Extracted records:

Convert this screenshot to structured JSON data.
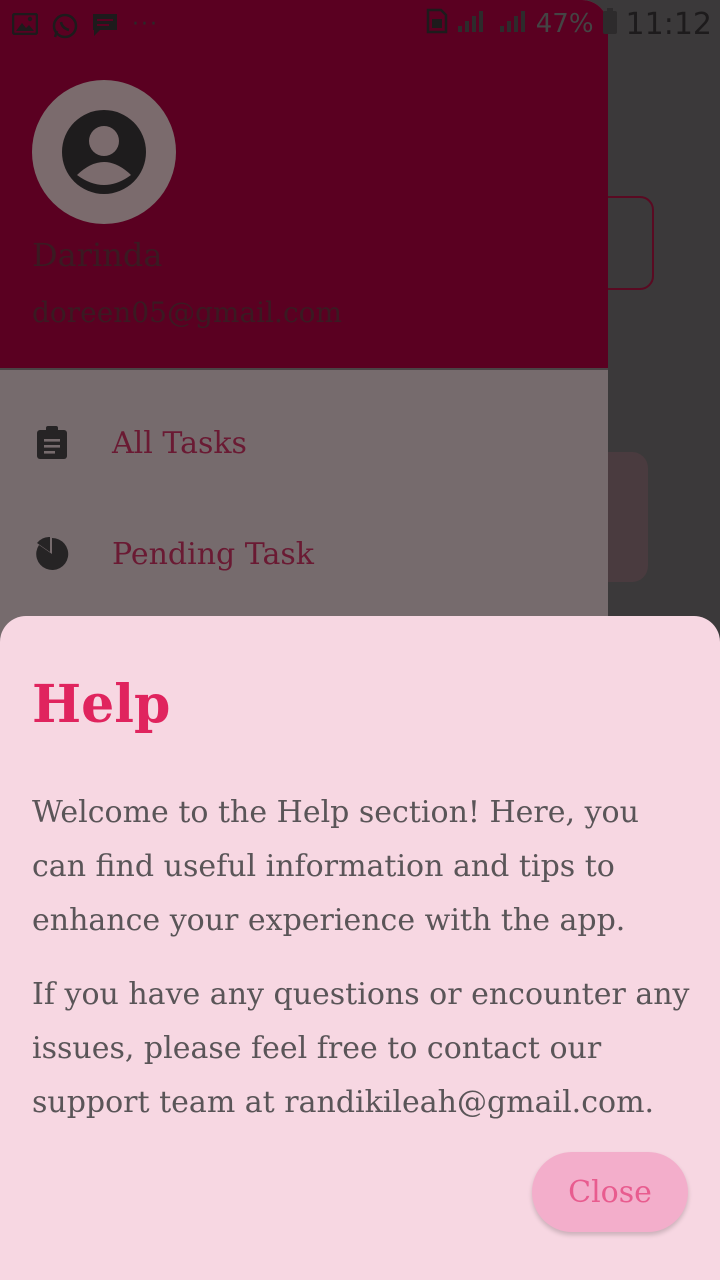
{
  "status_bar": {
    "icons": [
      "gallery-icon",
      "whatsapp-icon",
      "message-icon",
      "more-icon"
    ],
    "more_dots": "···",
    "battery_percent": "47%",
    "time": "11:12"
  },
  "drawer": {
    "user": {
      "name": "Darinda",
      "email": "doreen05@gmail.com"
    },
    "items": [
      {
        "icon": "clipboard-icon",
        "label": "All Tasks"
      },
      {
        "icon": "pie-chart-icon",
        "label": "Pending Task"
      }
    ]
  },
  "dialog": {
    "title": "Help",
    "paragraphs": [
      "Welcome to the Help section! Here, you can find useful information and tips to enhance your experience with the app.",
      "If you have any questions or encounter any issues, please feel free to contact our support team at randikileah@gmail.com."
    ],
    "close_label": "Close"
  },
  "colors": {
    "header": "#5a0021",
    "dialog_bg": "#f7d7e2",
    "title": "#e0245e",
    "close_button_bg": "#f3aecb",
    "close_button_text": "#e85c8f"
  }
}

Problem details: Find the lines with the string "Help" and reproduce them.

The completed task:
    "title": "Help",
      "Welcome to the Help section! Here, you can find useful information and tips to enhance your experience with the app.",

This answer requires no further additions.